**What is being asked**:
Gather the lines that hold the string "Output".
======== Data extract
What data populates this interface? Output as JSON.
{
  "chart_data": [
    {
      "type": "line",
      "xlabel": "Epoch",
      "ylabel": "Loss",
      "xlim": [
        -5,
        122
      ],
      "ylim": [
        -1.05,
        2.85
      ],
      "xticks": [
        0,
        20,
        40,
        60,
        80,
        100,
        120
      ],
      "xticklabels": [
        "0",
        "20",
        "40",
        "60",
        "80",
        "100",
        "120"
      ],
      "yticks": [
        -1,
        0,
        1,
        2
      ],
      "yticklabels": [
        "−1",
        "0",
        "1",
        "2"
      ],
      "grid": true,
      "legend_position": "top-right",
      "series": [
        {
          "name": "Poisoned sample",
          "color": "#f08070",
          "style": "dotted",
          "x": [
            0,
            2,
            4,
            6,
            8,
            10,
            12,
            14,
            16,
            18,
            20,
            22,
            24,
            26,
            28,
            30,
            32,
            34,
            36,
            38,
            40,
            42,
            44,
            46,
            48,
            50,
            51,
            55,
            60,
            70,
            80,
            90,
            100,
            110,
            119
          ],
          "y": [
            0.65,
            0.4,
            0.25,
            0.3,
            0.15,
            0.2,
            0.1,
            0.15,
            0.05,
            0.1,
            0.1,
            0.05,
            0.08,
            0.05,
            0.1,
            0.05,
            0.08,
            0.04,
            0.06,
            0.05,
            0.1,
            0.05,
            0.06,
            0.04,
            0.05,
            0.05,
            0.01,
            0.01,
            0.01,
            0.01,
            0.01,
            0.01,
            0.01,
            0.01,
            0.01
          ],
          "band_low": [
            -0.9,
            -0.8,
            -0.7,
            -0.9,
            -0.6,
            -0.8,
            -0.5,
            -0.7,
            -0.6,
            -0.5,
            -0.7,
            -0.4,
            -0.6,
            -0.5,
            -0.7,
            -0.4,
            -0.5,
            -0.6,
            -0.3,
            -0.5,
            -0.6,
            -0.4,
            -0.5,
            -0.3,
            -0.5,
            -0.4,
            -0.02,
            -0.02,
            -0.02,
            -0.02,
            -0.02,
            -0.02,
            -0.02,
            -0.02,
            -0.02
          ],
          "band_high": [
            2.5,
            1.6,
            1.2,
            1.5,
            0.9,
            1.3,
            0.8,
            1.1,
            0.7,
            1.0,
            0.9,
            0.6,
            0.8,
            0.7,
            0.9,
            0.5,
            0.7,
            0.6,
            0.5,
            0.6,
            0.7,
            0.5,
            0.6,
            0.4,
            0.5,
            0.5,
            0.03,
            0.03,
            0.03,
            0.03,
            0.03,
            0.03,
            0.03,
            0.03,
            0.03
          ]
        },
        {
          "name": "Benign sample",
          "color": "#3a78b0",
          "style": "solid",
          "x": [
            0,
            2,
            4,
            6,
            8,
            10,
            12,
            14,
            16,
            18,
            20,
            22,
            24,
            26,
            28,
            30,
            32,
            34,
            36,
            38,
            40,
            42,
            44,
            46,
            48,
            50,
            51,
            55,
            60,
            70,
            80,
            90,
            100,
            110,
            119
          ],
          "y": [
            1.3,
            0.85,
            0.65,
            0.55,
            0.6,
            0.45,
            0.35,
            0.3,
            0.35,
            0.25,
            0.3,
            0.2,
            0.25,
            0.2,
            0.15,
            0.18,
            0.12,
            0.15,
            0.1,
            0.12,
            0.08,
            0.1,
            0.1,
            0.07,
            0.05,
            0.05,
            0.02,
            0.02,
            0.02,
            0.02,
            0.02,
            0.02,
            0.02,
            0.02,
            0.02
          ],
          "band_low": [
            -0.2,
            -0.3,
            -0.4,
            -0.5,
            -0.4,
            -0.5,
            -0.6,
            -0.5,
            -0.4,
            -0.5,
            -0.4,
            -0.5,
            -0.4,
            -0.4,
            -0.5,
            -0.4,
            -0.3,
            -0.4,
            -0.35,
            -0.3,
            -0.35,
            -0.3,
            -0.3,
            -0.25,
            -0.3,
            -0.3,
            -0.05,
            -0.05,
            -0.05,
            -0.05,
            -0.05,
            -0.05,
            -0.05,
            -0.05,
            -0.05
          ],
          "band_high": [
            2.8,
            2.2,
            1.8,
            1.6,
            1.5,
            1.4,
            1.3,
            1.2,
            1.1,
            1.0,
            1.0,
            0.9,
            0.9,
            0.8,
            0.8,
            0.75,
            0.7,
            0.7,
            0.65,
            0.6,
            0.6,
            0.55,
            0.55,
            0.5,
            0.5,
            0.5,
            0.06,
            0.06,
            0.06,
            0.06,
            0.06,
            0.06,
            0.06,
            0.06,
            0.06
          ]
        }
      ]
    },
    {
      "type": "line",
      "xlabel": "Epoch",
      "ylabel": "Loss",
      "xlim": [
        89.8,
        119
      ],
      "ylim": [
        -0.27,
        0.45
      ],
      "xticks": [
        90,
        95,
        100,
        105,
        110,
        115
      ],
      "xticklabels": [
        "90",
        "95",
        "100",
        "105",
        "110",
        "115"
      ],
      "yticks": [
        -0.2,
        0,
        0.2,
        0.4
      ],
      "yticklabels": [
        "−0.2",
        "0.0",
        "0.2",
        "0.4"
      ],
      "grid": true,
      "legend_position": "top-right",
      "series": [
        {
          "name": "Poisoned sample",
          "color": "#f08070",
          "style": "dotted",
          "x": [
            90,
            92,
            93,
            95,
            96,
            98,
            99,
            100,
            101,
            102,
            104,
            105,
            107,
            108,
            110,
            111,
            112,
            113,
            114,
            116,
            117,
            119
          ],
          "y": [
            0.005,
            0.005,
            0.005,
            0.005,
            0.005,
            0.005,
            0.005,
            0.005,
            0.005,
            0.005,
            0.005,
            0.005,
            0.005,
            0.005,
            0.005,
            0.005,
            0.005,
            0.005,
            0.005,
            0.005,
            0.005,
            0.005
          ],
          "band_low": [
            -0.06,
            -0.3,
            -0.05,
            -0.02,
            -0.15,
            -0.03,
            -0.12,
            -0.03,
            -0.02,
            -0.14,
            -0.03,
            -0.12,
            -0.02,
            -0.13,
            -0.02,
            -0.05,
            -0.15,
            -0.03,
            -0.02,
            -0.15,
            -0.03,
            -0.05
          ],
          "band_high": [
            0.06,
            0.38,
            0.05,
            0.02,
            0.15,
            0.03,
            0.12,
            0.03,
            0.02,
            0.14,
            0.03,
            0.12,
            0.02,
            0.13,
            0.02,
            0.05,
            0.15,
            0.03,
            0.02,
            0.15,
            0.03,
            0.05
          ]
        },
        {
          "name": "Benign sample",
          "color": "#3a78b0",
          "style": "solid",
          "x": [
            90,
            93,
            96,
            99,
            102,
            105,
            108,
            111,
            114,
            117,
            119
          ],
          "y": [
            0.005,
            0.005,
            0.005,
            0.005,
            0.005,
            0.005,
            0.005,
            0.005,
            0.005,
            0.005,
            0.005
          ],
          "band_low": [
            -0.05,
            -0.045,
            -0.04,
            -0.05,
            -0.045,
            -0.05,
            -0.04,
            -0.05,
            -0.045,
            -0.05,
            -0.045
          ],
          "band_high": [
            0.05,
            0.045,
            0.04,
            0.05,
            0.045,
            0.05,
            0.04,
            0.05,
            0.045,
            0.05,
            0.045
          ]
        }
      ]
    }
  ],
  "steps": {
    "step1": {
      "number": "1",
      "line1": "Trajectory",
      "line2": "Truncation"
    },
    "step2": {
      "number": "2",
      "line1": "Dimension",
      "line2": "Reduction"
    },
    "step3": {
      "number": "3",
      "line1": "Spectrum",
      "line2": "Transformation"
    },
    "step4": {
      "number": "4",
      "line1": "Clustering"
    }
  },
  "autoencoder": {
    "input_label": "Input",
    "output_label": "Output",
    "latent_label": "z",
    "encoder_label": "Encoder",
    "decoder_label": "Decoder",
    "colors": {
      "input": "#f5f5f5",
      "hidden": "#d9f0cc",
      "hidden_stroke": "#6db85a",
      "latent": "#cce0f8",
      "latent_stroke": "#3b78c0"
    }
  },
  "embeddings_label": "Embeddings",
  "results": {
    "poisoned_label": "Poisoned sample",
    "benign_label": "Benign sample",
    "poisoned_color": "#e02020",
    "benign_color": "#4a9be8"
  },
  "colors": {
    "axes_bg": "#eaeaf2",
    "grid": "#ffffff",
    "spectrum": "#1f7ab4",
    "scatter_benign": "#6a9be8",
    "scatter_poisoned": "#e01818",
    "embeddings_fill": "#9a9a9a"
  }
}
================
**Written answer**:
What data populates this interface? Output as JSON.
    "output_label": "Output",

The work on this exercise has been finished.